*AIM*
Restate all of the data exactly.

--------

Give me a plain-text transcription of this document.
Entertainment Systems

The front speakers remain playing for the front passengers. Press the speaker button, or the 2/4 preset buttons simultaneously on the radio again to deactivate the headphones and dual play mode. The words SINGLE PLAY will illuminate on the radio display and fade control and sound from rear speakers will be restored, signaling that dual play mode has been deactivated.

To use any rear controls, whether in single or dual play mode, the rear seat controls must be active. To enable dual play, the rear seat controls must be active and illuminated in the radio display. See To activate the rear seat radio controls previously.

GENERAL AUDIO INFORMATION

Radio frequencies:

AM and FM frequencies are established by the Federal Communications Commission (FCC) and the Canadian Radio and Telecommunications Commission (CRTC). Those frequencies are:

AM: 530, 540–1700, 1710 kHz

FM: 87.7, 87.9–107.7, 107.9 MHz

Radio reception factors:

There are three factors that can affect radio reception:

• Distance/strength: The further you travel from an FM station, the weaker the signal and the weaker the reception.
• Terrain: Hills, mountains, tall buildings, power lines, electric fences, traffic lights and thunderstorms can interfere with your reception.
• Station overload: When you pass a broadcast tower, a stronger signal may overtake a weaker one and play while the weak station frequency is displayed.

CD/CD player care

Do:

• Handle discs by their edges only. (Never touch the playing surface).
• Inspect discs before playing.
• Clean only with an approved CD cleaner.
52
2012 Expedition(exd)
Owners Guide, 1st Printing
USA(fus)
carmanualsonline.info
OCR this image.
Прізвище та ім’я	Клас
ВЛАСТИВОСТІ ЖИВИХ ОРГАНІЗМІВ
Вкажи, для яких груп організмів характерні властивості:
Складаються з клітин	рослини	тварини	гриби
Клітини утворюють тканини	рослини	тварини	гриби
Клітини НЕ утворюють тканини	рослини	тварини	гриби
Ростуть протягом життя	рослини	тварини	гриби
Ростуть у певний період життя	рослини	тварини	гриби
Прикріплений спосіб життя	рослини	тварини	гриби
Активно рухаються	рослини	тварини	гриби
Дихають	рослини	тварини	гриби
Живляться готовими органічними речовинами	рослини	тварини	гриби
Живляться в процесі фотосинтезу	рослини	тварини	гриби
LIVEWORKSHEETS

--------

*SOLUTION*
Give me a plain-text transcription of this document.
Entertainment Systems

The front speakers remain playing for the front passengers. Press the speaker button, or the 2/4 preset buttons simultaneously on the radio again to deactivate the headphones and dual play mode. The words SINGLE PLAY will illuminate on the radio display and fade control and sound from rear speakers will be restored, signaling that dual play mode has been deactivated.

To use any rear controls, whether in single or dual play mode, the rear seat controls must be active. To enable dual play, the rear seat controls must be active and illuminated in the radio display. See To activate the rear seat radio controls previously.

GENERAL AUDIO INFORMATION

Radio frequencies:

AM and FM frequencies are established by the Federal Communications Commission (FCC) and the Canadian Radio and Telecommunications Commission (CRTC). Those frequencies are:

AM: 530, 540–1700, 1710 kHz

FM: 87.7, 87.9–107.7, 107.9 MHz

Radio reception factors:

There are three factors that can affect radio reception:

• Distance/strength: The further you travel from an FM station, the weaker the signal and the weaker the reception.
• Terrain: Hills, mountains, tall buildings, power lines, electric fences, traffic lights and thunderstorms can interfere with your reception.
• Station overload: When you pass a broadcast tower, a stronger signal may overtake a weaker one and play while the weak station frequency is displayed.

CD/CD player care

Do:

• Handle discs by their edges only. (Never touch the playing surface).
• Inspect discs before playing.
• Clean only with an approved CD cleaner.
52
2012 Expedition(exd)
Owners Guide, 1st Printing
USA(fus)
carmanualsonline.info
OCR this image.
Прізвище та ім’я	Клас
ВЛАСТИВОСТІ ЖИВИХ ОРГАНІЗМІВ
Вкажи, для яких груп організмів характерні властивості:
Складаються з клітин	рослини	тварини	гриби
Клітини утворюють тканини	рослини	тварини	гриби
Клітини НЕ утворюють тканини	рослини	тварини	гриби
Ростуть протягом життя	рослини	тварини	гриби
Ростуть у певний період життя	рослини	тварини	гриби
Прикріплений спосіб життя	рослини	тварини	гриби
Активно рухаються	рослини	тварини	гриби
Дихають	рослини	тварини	гриби
Живляться готовими органічними речовинами	рослини	тварини	гриби
Живляться в процесі фотосинтезу	рослини	тварини	гриби
LIVEWORKSHEETS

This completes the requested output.